▸ **What is asked**:
Write the data out again exactly, with no pictures.

▸ **Records shown**:
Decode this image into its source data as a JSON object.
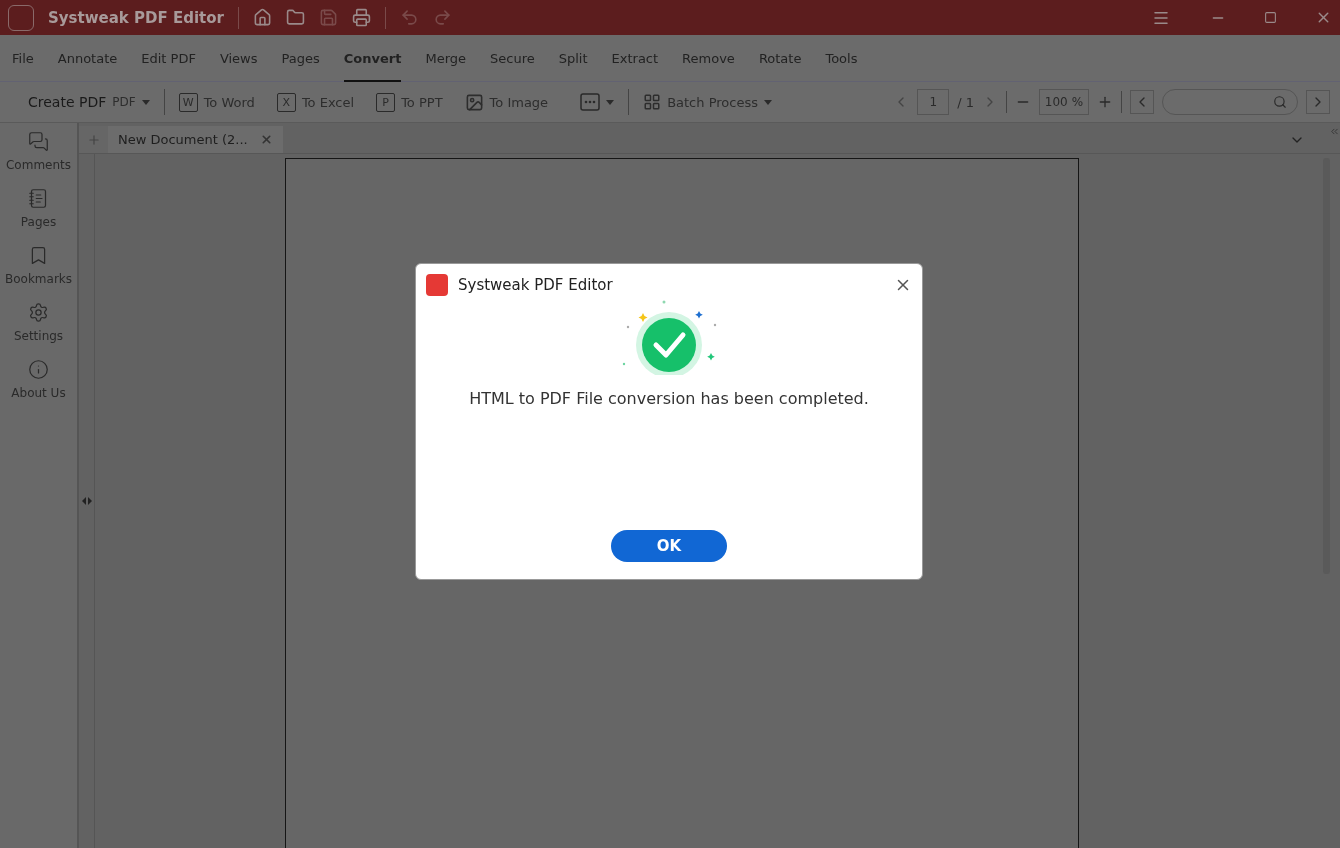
{
  "window": {
    "title": "Systweak PDF Editor"
  },
  "menu": [
    {
      "label": "File",
      "selected": false
    },
    {
      "label": "Annotate",
      "selected": false
    },
    {
      "label": "Edit PDF",
      "selected": false
    },
    {
      "label": "Views",
      "selected": false
    },
    {
      "label": "Pages",
      "selected": false
    },
    {
      "label": "Convert",
      "selected": true
    },
    {
      "label": "Merge",
      "selected": false
    },
    {
      "label": "Secure",
      "selected": false
    },
    {
      "label": "Split",
      "selected": false
    },
    {
      "label": "Extract",
      "selected": false
    },
    {
      "label": "Remove",
      "selected": false
    },
    {
      "label": "Rotate",
      "selected": false
    },
    {
      "label": "Tools",
      "selected": false
    }
  ],
  "toolbar": {
    "create_label": "Create PDF",
    "create_suffix": "PDF",
    "items": [
      {
        "kind": "letter",
        "badge": "W",
        "label": "To Word"
      },
      {
        "kind": "letter",
        "badge": "X",
        "label": "To Excel"
      },
      {
        "kind": "letter",
        "badge": "P",
        "label": "To PPT"
      },
      {
        "kind": "image",
        "label": "To Image"
      }
    ],
    "batch_label": "Batch Process",
    "page_current": "1",
    "page_total": "/ 1",
    "zoom": "100",
    "zoom_unit": "%"
  },
  "sidebar": {
    "items": [
      {
        "kind": "comments",
        "label": "Comments"
      },
      {
        "kind": "pages",
        "label": "Pages"
      },
      {
        "kind": "bookmarks",
        "label": "Bookmarks"
      },
      {
        "kind": "settings",
        "label": "Settings"
      },
      {
        "kind": "about",
        "label": "About Us"
      }
    ]
  },
  "tabs": [
    {
      "label": "New Document (2...",
      "selected": true
    }
  ],
  "dialog": {
    "title": "Systweak PDF Editor",
    "message": "HTML to PDF File conversion has been completed.",
    "button": "OK"
  }
}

▸ **Written response**:
Decode this image into its source data as a JSON object.
{
  "window": {
    "title": "Systweak PDF Editor"
  },
  "menu": [
    {
      "label": "File",
      "selected": false
    },
    {
      "label": "Annotate",
      "selected": false
    },
    {
      "label": "Edit PDF",
      "selected": false
    },
    {
      "label": "Views",
      "selected": false
    },
    {
      "label": "Pages",
      "selected": false
    },
    {
      "label": "Convert",
      "selected": true
    },
    {
      "label": "Merge",
      "selected": false
    },
    {
      "label": "Secure",
      "selected": false
    },
    {
      "label": "Split",
      "selected": false
    },
    {
      "label": "Extract",
      "selected": false
    },
    {
      "label": "Remove",
      "selected": false
    },
    {
      "label": "Rotate",
      "selected": false
    },
    {
      "label": "Tools",
      "selected": false
    }
  ],
  "toolbar": {
    "create_label": "Create PDF",
    "create_suffix": "PDF",
    "items": [
      {
        "kind": "letter",
        "badge": "W",
        "label": "To Word"
      },
      {
        "kind": "letter",
        "badge": "X",
        "label": "To Excel"
      },
      {
        "kind": "letter",
        "badge": "P",
        "label": "To PPT"
      },
      {
        "kind": "image",
        "label": "To Image"
      }
    ],
    "batch_label": "Batch Process",
    "page_current": "1",
    "page_total": "/ 1",
    "zoom": "100",
    "zoom_unit": "%"
  },
  "sidebar": {
    "items": [
      {
        "kind": "comments",
        "label": "Comments"
      },
      {
        "kind": "pages",
        "label": "Pages"
      },
      {
        "kind": "bookmarks",
        "label": "Bookmarks"
      },
      {
        "kind": "settings",
        "label": "Settings"
      },
      {
        "kind": "about",
        "label": "About Us"
      }
    ]
  },
  "tabs": [
    {
      "label": "New Document (2...",
      "selected": true
    }
  ],
  "dialog": {
    "title": "Systweak PDF Editor",
    "message": "HTML to PDF File conversion has been completed.",
    "button": "OK"
  }
}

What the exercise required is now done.